Exercise goal
Tell how many lines include the string "have". Answer with a single number.

Record list
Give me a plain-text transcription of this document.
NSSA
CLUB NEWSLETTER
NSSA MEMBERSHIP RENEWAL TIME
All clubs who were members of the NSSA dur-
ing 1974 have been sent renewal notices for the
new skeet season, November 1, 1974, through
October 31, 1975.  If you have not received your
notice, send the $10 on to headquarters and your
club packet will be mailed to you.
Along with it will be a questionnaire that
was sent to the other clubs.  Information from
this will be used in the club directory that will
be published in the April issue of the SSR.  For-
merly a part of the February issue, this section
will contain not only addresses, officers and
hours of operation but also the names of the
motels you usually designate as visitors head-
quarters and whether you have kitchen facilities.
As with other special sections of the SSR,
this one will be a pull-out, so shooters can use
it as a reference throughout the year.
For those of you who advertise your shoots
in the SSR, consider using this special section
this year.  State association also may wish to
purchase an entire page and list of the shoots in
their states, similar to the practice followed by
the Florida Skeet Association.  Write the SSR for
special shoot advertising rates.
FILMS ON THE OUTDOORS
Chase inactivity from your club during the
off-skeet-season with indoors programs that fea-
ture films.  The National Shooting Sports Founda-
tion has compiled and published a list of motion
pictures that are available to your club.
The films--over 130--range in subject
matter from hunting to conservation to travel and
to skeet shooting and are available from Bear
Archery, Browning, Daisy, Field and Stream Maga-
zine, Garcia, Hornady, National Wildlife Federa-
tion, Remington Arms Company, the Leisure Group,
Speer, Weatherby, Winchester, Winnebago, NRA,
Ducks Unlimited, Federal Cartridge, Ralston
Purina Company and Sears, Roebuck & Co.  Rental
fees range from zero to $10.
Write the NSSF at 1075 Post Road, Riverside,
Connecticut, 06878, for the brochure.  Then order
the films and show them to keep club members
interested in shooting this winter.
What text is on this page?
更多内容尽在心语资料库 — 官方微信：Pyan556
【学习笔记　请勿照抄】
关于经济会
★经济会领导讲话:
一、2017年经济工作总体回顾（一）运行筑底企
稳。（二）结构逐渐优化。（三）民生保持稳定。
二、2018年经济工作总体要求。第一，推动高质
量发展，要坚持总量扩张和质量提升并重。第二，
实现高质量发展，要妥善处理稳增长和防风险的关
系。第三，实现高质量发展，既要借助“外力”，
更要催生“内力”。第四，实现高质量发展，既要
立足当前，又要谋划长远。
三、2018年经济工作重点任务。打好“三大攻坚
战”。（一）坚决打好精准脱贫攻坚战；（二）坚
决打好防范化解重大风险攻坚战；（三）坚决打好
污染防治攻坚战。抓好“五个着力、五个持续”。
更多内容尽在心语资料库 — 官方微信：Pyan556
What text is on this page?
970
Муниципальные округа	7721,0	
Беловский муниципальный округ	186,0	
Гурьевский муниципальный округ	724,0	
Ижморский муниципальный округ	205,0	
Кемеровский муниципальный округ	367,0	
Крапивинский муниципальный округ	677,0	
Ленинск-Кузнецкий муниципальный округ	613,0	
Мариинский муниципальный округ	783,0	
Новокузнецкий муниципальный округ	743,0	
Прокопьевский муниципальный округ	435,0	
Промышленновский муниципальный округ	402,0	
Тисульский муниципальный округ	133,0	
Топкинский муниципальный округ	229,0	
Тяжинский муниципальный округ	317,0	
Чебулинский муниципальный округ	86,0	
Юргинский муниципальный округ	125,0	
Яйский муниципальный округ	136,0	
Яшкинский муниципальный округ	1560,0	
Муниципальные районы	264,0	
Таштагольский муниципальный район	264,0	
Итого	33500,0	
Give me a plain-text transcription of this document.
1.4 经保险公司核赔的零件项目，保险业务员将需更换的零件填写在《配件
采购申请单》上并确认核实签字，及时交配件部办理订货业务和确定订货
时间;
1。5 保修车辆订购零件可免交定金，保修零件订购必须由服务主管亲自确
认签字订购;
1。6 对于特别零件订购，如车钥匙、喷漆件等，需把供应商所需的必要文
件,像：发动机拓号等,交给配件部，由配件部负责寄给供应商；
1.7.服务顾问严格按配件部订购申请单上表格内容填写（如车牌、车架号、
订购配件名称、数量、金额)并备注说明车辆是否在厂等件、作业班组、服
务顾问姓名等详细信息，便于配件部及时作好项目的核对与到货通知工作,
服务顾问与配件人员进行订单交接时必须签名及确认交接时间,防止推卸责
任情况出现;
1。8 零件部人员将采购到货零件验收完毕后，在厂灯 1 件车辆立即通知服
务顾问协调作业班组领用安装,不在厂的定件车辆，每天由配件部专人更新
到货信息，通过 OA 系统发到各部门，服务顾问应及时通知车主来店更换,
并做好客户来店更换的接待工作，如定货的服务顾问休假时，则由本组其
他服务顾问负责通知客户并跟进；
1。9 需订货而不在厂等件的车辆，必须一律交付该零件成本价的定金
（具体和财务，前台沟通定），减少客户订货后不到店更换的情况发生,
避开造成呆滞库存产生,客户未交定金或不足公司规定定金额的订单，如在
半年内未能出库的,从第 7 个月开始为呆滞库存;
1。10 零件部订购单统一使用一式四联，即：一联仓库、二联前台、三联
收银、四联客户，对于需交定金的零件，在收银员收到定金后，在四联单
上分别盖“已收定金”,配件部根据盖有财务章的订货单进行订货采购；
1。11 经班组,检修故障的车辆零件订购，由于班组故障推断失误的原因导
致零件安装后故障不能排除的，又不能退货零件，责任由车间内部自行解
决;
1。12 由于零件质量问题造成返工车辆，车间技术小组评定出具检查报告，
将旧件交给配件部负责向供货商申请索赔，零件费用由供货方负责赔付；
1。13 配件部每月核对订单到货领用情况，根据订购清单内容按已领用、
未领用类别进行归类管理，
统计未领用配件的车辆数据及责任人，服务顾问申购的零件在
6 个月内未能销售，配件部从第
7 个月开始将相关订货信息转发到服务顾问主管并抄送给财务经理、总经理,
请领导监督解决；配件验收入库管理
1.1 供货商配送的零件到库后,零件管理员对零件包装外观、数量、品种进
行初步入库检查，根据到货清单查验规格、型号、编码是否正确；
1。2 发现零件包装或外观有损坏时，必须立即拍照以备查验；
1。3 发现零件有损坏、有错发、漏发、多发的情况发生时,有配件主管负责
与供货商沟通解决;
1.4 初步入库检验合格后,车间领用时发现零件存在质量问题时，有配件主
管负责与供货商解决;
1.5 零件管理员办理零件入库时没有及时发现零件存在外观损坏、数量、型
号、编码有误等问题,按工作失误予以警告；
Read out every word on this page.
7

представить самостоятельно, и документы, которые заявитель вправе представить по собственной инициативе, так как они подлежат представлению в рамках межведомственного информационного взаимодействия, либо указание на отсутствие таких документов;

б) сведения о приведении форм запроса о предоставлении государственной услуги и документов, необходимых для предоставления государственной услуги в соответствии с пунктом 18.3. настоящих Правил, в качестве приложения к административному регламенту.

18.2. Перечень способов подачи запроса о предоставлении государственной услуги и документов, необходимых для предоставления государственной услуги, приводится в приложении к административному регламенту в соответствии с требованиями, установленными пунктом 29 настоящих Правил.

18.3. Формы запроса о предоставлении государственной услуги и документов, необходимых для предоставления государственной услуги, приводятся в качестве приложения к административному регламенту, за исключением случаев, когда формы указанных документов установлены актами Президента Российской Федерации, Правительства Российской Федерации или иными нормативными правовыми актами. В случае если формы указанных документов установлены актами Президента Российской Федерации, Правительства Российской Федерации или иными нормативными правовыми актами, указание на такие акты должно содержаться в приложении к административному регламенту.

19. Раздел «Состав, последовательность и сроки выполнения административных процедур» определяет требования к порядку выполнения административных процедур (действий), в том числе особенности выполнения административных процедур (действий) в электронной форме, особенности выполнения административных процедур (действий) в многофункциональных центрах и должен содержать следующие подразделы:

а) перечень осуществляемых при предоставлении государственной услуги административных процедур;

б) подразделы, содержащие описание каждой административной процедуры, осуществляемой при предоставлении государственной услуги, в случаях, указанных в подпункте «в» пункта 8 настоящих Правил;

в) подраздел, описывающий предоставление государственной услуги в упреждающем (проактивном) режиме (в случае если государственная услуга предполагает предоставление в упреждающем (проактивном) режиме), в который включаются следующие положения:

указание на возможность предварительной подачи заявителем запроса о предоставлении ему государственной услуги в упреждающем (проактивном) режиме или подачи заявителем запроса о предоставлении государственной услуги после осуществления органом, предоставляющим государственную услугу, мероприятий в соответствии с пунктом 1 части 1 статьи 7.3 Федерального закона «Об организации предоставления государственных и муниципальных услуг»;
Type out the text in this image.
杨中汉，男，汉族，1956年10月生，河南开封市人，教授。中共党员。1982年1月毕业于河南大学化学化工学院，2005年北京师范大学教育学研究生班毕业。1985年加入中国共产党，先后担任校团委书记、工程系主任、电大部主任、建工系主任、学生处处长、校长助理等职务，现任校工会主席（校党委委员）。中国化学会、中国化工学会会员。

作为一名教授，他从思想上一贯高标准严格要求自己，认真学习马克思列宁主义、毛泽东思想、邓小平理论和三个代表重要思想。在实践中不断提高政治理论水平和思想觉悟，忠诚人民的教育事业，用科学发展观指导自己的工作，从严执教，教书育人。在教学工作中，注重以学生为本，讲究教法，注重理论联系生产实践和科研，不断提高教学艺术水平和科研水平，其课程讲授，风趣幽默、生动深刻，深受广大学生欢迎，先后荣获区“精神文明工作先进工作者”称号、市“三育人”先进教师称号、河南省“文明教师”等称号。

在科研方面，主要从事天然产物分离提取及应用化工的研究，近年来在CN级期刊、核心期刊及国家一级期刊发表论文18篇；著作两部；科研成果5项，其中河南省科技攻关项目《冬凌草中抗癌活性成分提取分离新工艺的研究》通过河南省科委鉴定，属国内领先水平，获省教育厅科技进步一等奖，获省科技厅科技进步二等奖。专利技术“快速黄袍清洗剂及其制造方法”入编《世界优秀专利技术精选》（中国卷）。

Exercise answer
3